— Start —

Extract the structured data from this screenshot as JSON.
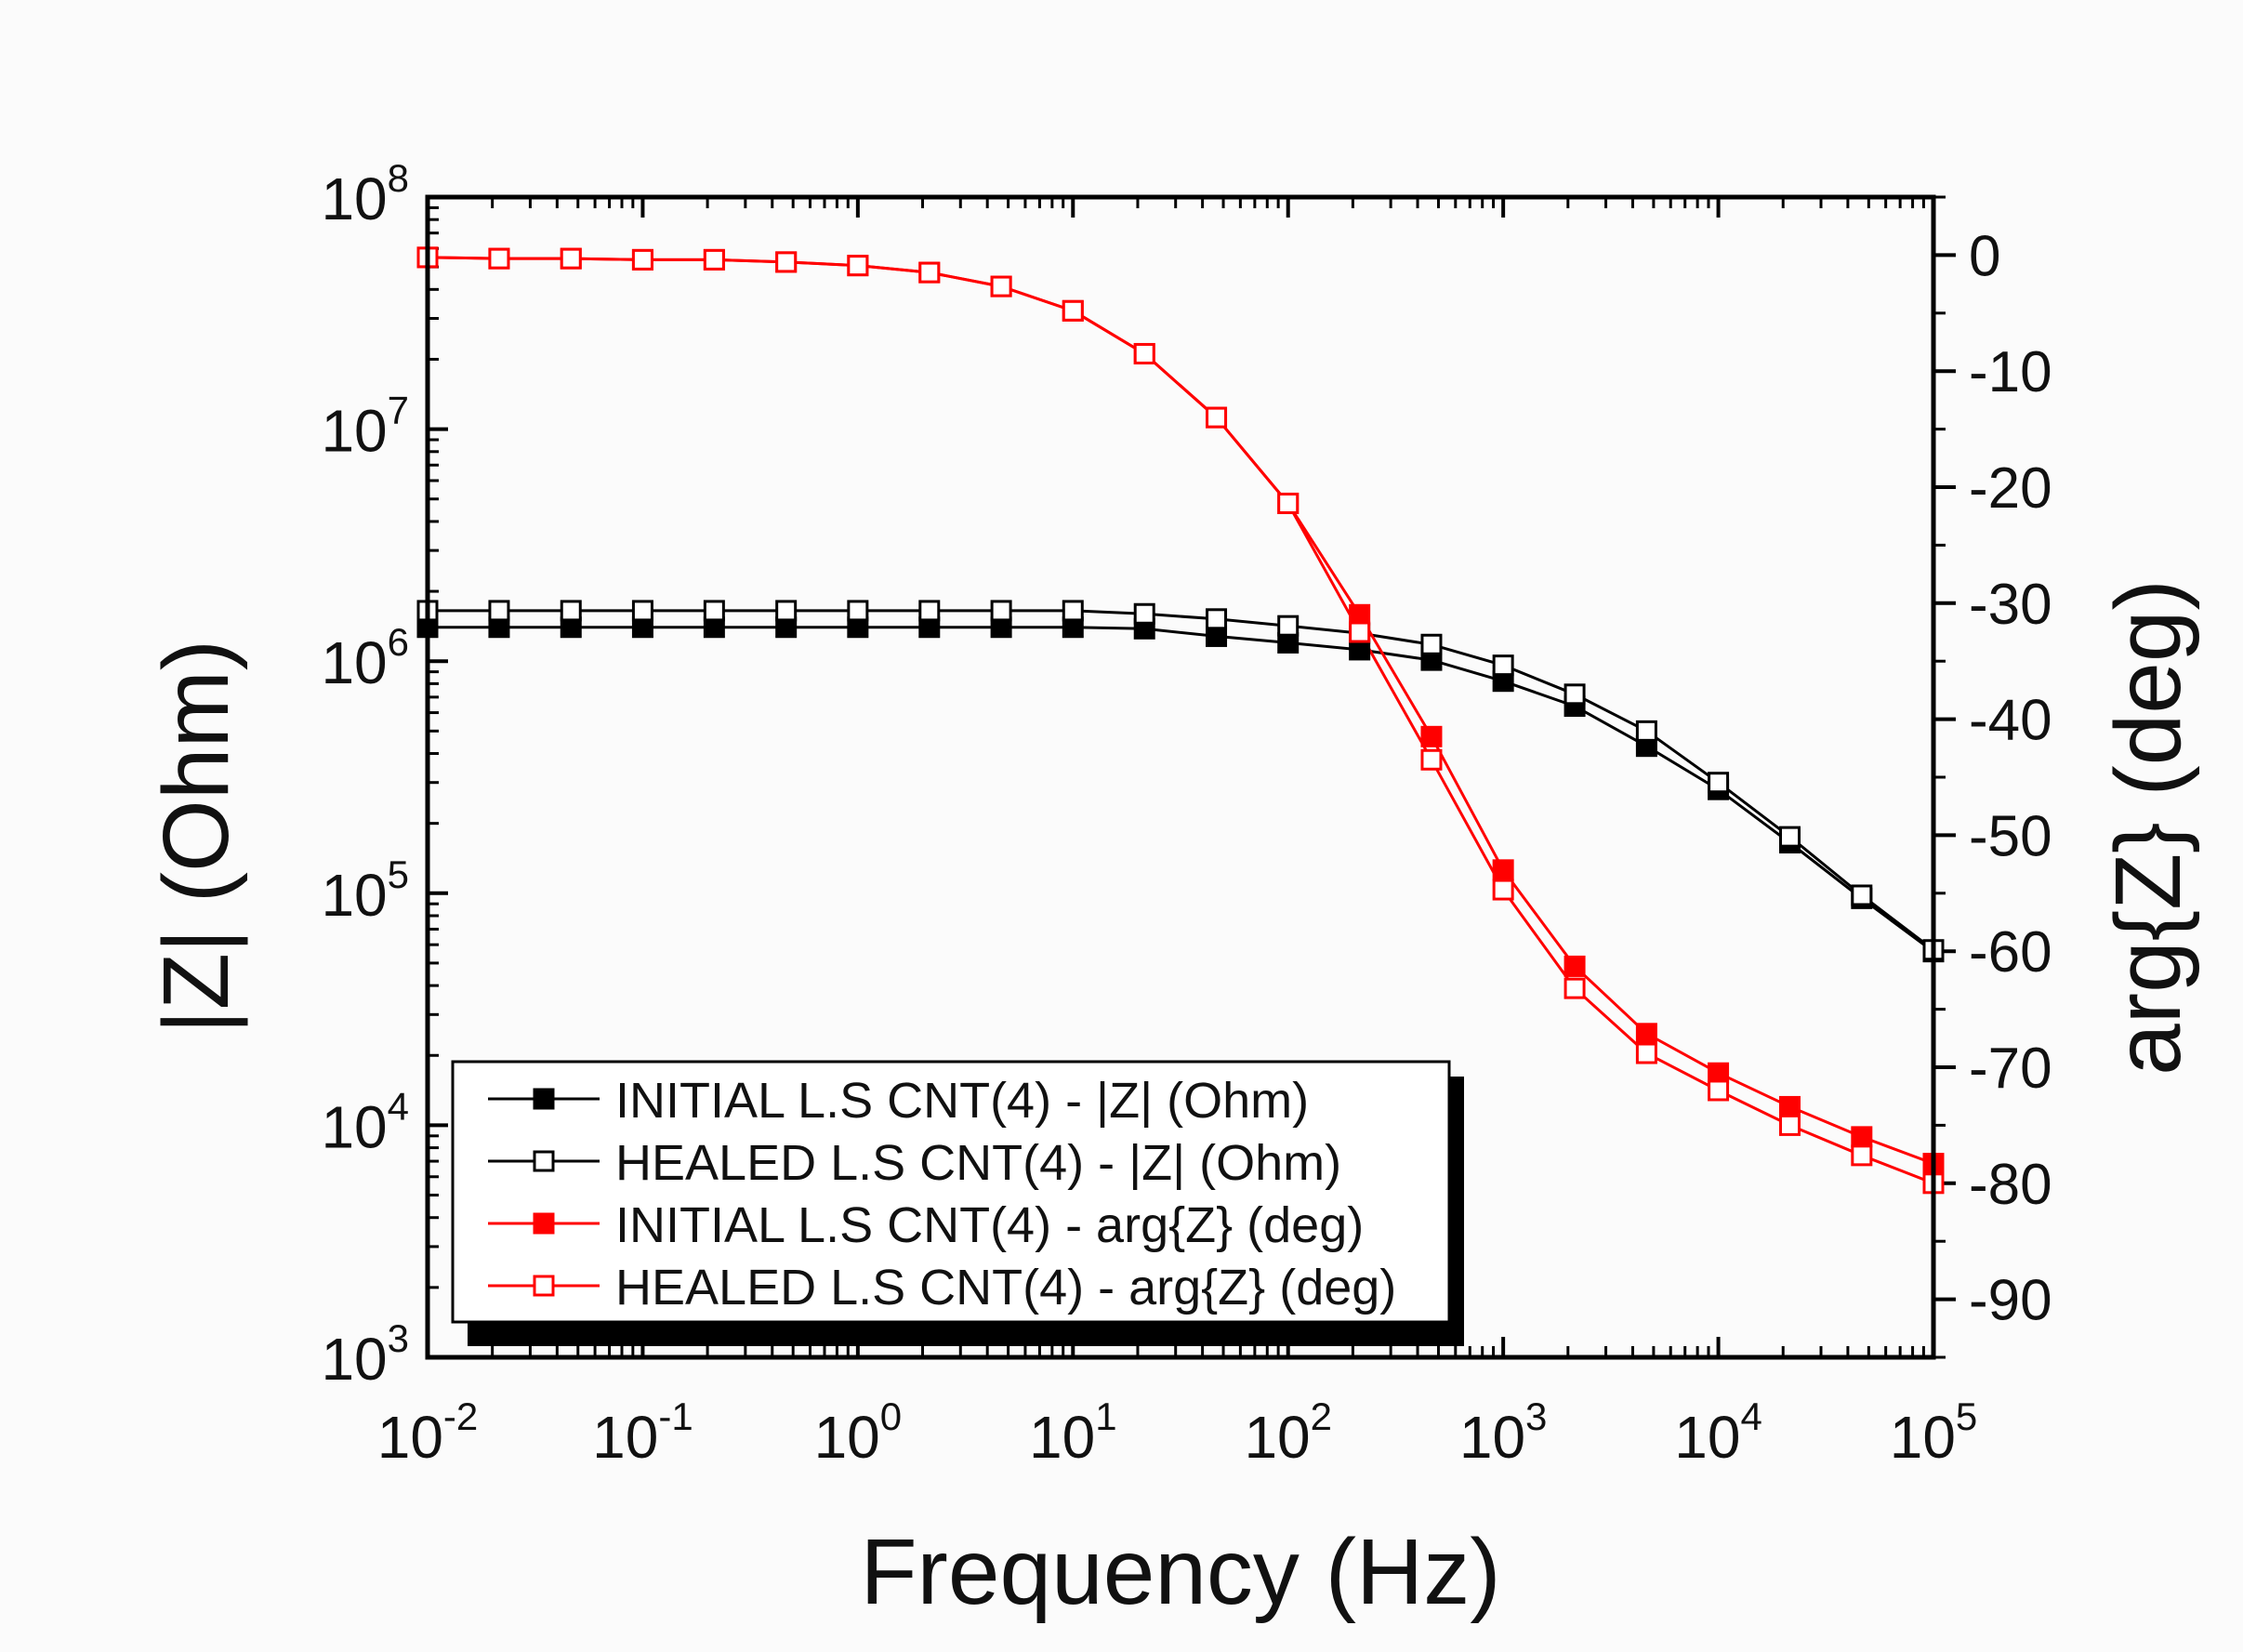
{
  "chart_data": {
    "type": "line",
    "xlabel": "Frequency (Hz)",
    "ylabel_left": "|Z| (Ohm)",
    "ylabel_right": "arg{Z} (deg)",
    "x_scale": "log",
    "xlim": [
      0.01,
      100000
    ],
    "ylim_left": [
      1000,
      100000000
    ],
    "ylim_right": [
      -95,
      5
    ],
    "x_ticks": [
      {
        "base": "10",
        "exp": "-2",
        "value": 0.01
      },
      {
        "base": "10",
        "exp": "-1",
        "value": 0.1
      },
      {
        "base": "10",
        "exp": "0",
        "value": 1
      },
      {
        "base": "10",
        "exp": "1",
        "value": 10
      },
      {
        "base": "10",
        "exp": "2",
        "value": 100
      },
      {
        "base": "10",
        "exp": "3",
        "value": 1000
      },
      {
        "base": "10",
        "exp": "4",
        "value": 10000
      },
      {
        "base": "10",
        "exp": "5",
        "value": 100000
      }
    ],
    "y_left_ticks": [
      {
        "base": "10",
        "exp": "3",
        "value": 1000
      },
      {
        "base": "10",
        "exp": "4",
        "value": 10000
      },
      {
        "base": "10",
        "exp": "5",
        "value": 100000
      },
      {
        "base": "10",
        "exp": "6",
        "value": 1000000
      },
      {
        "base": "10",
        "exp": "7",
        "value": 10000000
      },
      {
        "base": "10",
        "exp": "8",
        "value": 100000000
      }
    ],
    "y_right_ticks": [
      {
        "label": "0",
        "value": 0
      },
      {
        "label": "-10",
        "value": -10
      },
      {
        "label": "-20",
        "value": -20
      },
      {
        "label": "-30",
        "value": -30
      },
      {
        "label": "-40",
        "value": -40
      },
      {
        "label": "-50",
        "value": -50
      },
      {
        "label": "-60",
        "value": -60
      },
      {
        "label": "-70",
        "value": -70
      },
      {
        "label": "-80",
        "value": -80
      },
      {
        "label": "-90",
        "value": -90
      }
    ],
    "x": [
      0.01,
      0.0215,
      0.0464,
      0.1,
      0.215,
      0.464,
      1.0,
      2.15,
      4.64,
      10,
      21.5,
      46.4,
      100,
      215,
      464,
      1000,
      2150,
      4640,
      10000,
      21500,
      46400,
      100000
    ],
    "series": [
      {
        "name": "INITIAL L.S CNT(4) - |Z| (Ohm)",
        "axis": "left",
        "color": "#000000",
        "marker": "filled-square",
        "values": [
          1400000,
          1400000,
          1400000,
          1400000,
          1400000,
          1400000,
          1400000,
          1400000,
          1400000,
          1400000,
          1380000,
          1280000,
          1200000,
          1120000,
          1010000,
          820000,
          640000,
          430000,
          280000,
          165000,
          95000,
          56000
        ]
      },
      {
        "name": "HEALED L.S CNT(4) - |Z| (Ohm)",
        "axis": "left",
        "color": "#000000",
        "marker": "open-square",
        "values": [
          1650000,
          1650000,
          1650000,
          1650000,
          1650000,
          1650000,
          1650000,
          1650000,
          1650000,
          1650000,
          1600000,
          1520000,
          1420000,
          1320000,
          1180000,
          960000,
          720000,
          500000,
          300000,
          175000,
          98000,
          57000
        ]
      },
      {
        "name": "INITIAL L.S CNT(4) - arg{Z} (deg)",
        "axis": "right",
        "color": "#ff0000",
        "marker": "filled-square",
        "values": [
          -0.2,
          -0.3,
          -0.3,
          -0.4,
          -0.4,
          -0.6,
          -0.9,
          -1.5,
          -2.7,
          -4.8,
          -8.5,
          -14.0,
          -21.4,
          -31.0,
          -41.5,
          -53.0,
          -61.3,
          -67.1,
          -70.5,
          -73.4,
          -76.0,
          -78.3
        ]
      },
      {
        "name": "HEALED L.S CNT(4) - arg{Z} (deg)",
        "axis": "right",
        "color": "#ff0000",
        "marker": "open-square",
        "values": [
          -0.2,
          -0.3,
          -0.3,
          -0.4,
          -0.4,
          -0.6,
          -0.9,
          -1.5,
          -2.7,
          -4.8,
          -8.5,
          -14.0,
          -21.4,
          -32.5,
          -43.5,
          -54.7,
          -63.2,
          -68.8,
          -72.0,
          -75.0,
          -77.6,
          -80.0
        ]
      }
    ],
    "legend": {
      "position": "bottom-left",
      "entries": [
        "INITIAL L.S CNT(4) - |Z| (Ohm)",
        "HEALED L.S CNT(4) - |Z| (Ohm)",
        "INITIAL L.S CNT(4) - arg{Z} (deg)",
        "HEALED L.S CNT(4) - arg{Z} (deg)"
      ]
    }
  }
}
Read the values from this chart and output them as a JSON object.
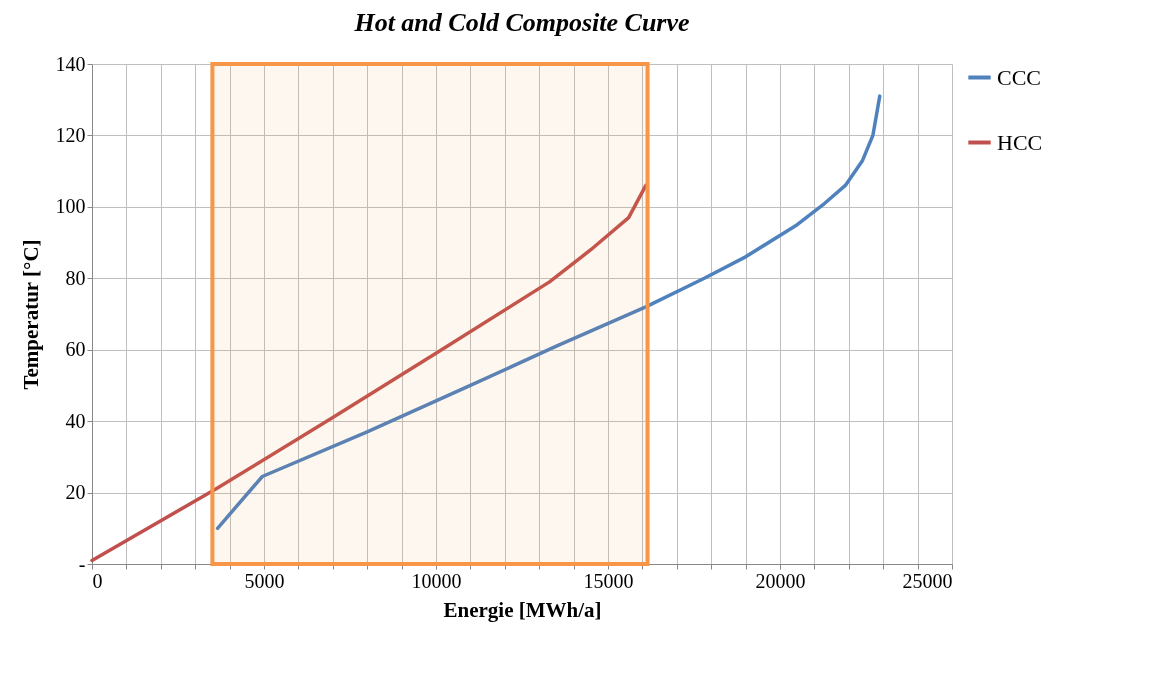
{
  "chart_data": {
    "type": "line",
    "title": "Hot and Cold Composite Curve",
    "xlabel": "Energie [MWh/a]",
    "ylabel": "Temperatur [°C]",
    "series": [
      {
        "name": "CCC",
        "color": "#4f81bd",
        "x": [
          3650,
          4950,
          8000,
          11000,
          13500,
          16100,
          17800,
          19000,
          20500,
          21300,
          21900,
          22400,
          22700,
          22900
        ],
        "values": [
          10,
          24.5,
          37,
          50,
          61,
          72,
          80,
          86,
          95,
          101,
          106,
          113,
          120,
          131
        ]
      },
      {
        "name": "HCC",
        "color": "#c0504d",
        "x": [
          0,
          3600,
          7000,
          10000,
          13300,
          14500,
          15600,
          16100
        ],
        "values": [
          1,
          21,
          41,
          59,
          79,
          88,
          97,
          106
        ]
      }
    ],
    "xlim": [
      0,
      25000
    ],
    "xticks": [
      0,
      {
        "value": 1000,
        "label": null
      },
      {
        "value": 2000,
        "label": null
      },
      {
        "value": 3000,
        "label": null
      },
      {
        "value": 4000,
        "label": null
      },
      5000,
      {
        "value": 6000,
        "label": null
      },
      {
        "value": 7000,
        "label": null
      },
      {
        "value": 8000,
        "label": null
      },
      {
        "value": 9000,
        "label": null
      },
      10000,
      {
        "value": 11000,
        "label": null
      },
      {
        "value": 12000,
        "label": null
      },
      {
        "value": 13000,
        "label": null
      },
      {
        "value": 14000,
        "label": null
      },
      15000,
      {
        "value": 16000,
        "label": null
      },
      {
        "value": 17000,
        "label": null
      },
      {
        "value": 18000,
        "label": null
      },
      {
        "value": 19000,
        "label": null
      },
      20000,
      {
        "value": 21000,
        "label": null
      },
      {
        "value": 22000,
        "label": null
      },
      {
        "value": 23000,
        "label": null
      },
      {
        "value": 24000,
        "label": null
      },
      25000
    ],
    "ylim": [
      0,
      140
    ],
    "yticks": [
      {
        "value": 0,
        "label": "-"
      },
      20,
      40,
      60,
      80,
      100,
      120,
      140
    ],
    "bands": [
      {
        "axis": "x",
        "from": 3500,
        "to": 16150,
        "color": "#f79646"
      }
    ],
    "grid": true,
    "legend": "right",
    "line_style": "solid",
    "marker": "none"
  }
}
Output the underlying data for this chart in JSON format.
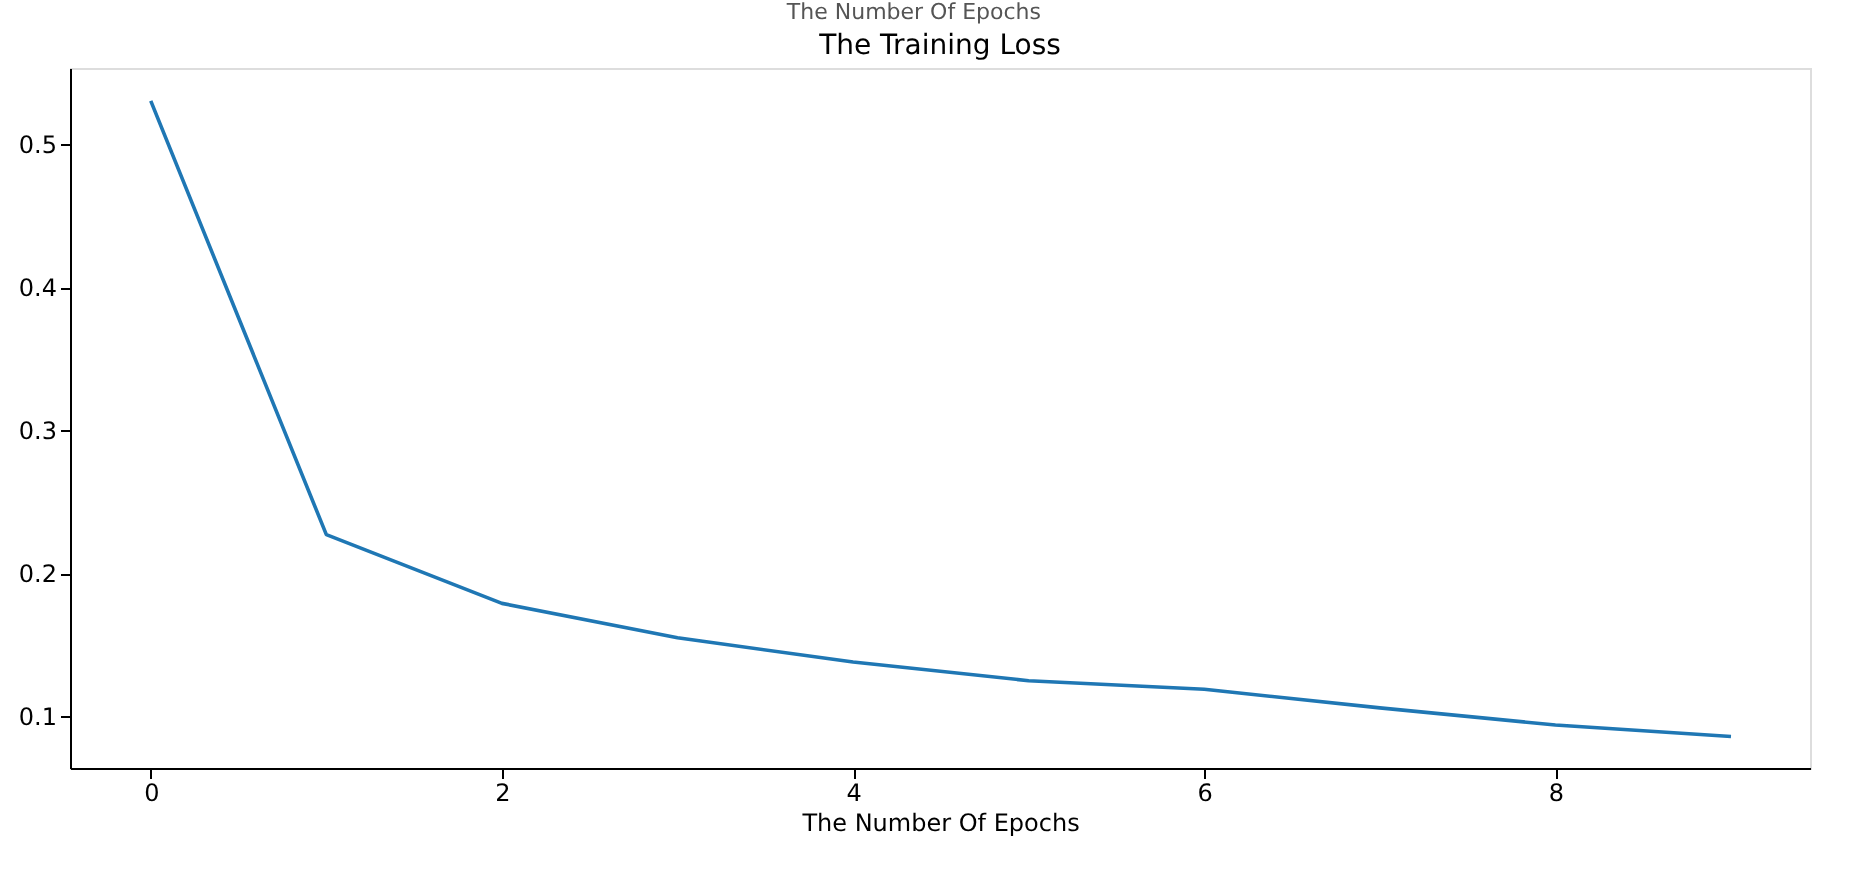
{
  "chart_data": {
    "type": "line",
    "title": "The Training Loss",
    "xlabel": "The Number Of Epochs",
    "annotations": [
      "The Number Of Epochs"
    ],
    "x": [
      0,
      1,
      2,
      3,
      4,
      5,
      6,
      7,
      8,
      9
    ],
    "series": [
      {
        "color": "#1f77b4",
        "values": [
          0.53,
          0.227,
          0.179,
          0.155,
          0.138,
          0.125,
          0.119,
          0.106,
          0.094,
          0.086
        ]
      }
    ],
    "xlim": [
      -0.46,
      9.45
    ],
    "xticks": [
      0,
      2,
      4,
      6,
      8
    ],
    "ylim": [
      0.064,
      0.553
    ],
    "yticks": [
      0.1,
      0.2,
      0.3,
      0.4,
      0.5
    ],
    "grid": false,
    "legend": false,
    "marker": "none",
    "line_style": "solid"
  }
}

— End —

» THE REQUEST
Everything from the line containing "Output the underlying" to the last line of the listing above must be reproduced exactly, with no pictures included.

» SOLUTION BELOW
Output the underlying data for this chart in JSON format.
{
  "chart_data": {
    "type": "line",
    "title": "The Training Loss",
    "xlabel": "The Number Of Epochs",
    "annotations": [
      "The Number Of Epochs"
    ],
    "x": [
      0,
      1,
      2,
      3,
      4,
      5,
      6,
      7,
      8,
      9
    ],
    "series": [
      {
        "color": "#1f77b4",
        "values": [
          0.53,
          0.227,
          0.179,
          0.155,
          0.138,
          0.125,
          0.119,
          0.106,
          0.094,
          0.086
        ]
      }
    ],
    "xlim": [
      -0.46,
      9.45
    ],
    "xticks": [
      0,
      2,
      4,
      6,
      8
    ],
    "ylim": [
      0.064,
      0.553
    ],
    "yticks": [
      0.1,
      0.2,
      0.3,
      0.4,
      0.5
    ],
    "grid": false,
    "legend": false,
    "marker": "none",
    "line_style": "solid"
  }
}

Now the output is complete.